Task instructions:
Write out every entry, unchanged. Skip any picture.
### Data for the task ###
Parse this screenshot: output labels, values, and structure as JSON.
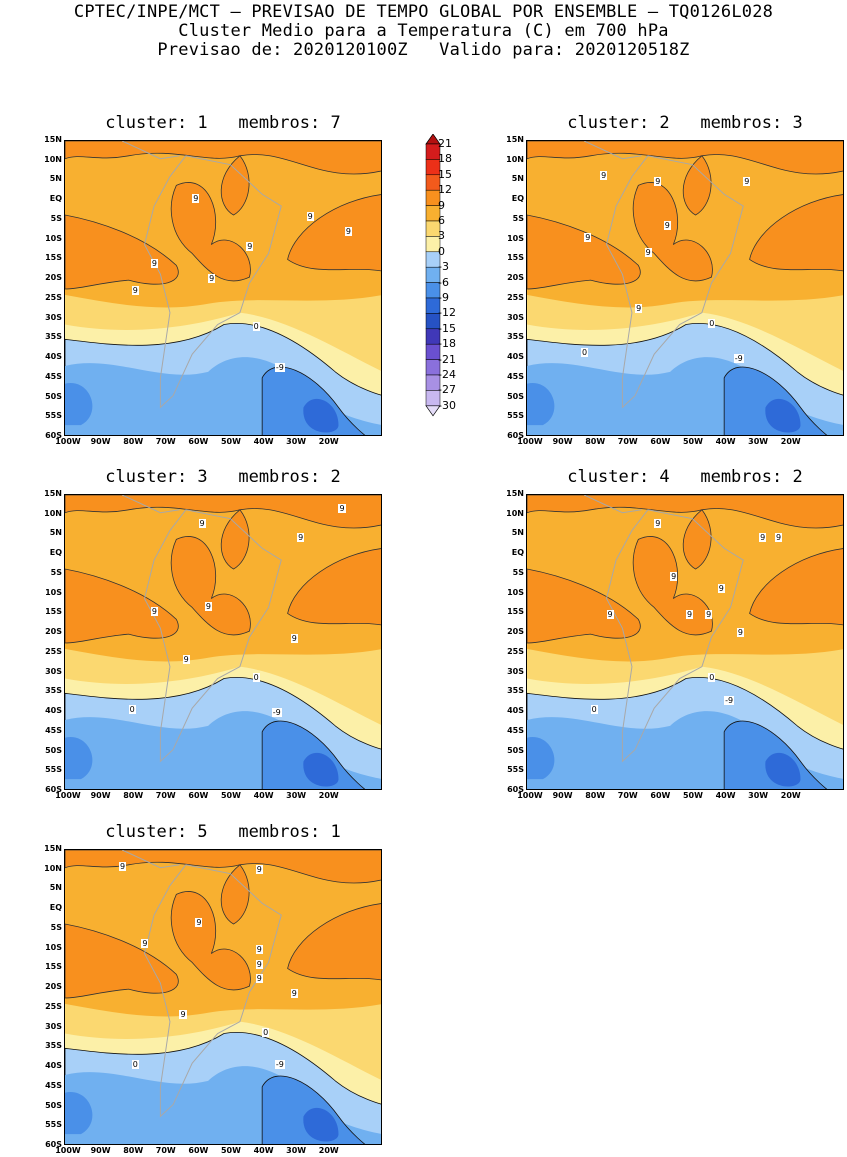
{
  "header": {
    "line1": "CPTEC/INPE/MCT — PREVISAO DE TEMPO GLOBAL POR ENSEMBLE — TQ0126L028",
    "line2": "Cluster Medio para a Temperatura (C) em 700 hPa",
    "line3": "Previsao de: 2020120100Z   Valido para: 2020120518Z"
  },
  "lat_ticks": [
    "15N",
    "10N",
    "5N",
    "EQ",
    "5S",
    "10S",
    "15S",
    "20S",
    "25S",
    "30S",
    "35S",
    "40S",
    "45S",
    "50S",
    "55S",
    "60S"
  ],
  "lon_ticks": [
    "100W",
    "90W",
    "80W",
    "70W",
    "60W",
    "50W",
    "40W",
    "30W",
    "20W"
  ],
  "colorbar": {
    "levels": [
      "21",
      "18",
      "15",
      "12",
      "9",
      "6",
      "3",
      "0",
      "-3",
      "-6",
      "-9",
      "-12",
      "-15",
      "-18",
      "-21",
      "-24",
      "-27",
      "-30"
    ],
    "colors": [
      "#b31010",
      "#d41c1c",
      "#ec3018",
      "#f25a1c",
      "#f8901e",
      "#f8b030",
      "#fbd870",
      "#fcf0a8",
      "#a8d0f8",
      "#70b0f0",
      "#4a90e8",
      "#2e6ad8",
      "#2652c4",
      "#4038b8",
      "#6a50d0",
      "#8a70dc",
      "#a890e4",
      "#c8b8f0",
      "#e4dcf8"
    ]
  },
  "panels": [
    {
      "title": "cluster: 1   membros: 7",
      "contour_labels": [
        "9",
        "9",
        "9",
        "9",
        "9",
        "9",
        "9",
        "0",
        "-9"
      ]
    },
    {
      "title": "cluster: 2   membros: 3",
      "contour_labels": [
        "9",
        "9",
        "9",
        "9",
        "9",
        "9",
        "9",
        "0",
        "0",
        "-9"
      ]
    },
    {
      "title": "cluster: 3   membros: 2",
      "contour_labels": [
        "9",
        "9",
        "9",
        "9",
        "9",
        "9",
        "9",
        "0",
        "0",
        "-9"
      ]
    },
    {
      "title": "cluster: 4   membros: 2",
      "contour_labels": [
        "9",
        "9",
        "9",
        "9",
        "9",
        "9",
        "9",
        "9",
        "9",
        "0",
        "0",
        "-9"
      ]
    },
    {
      "title": "cluster: 5   membros: 1",
      "contour_labels": [
        "9",
        "9",
        "9",
        "9",
        "9",
        "9",
        "9",
        "9",
        "9",
        "0",
        "0",
        "-9"
      ]
    }
  ]
}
###
Full output:
Parse this screenshot: output labels, values, and structure as JSON.
{
  "header": {
    "line1": "CPTEC/INPE/MCT — PREVISAO DE TEMPO GLOBAL POR ENSEMBLE — TQ0126L028",
    "line2": "Cluster Medio para a Temperatura (C) em 700 hPa",
    "line3": "Previsao de: 2020120100Z   Valido para: 2020120518Z"
  },
  "lat_ticks": [
    "15N",
    "10N",
    "5N",
    "EQ",
    "5S",
    "10S",
    "15S",
    "20S",
    "25S",
    "30S",
    "35S",
    "40S",
    "45S",
    "50S",
    "55S",
    "60S"
  ],
  "lon_ticks": [
    "100W",
    "90W",
    "80W",
    "70W",
    "60W",
    "50W",
    "40W",
    "30W",
    "20W"
  ],
  "colorbar": {
    "levels": [
      "21",
      "18",
      "15",
      "12",
      "9",
      "6",
      "3",
      "0",
      "-3",
      "-6",
      "-9",
      "-12",
      "-15",
      "-18",
      "-21",
      "-24",
      "-27",
      "-30"
    ],
    "colors": [
      "#b31010",
      "#d41c1c",
      "#ec3018",
      "#f25a1c",
      "#f8901e",
      "#f8b030",
      "#fbd870",
      "#fcf0a8",
      "#a8d0f8",
      "#70b0f0",
      "#4a90e8",
      "#2e6ad8",
      "#2652c4",
      "#4038b8",
      "#6a50d0",
      "#8a70dc",
      "#a890e4",
      "#c8b8f0",
      "#e4dcf8"
    ]
  },
  "panels": [
    {
      "title": "cluster: 1   membros: 7",
      "contour_labels": [
        "9",
        "9",
        "9",
        "9",
        "9",
        "9",
        "9",
        "0",
        "-9"
      ]
    },
    {
      "title": "cluster: 2   membros: 3",
      "contour_labels": [
        "9",
        "9",
        "9",
        "9",
        "9",
        "9",
        "9",
        "0",
        "0",
        "-9"
      ]
    },
    {
      "title": "cluster: 3   membros: 2",
      "contour_labels": [
        "9",
        "9",
        "9",
        "9",
        "9",
        "9",
        "9",
        "0",
        "0",
        "-9"
      ]
    },
    {
      "title": "cluster: 4   membros: 2",
      "contour_labels": [
        "9",
        "9",
        "9",
        "9",
        "9",
        "9",
        "9",
        "9",
        "9",
        "0",
        "0",
        "-9"
      ]
    },
    {
      "title": "cluster: 5   membros: 1",
      "contour_labels": [
        "9",
        "9",
        "9",
        "9",
        "9",
        "9",
        "9",
        "9",
        "9",
        "0",
        "0",
        "-9"
      ]
    }
  ]
}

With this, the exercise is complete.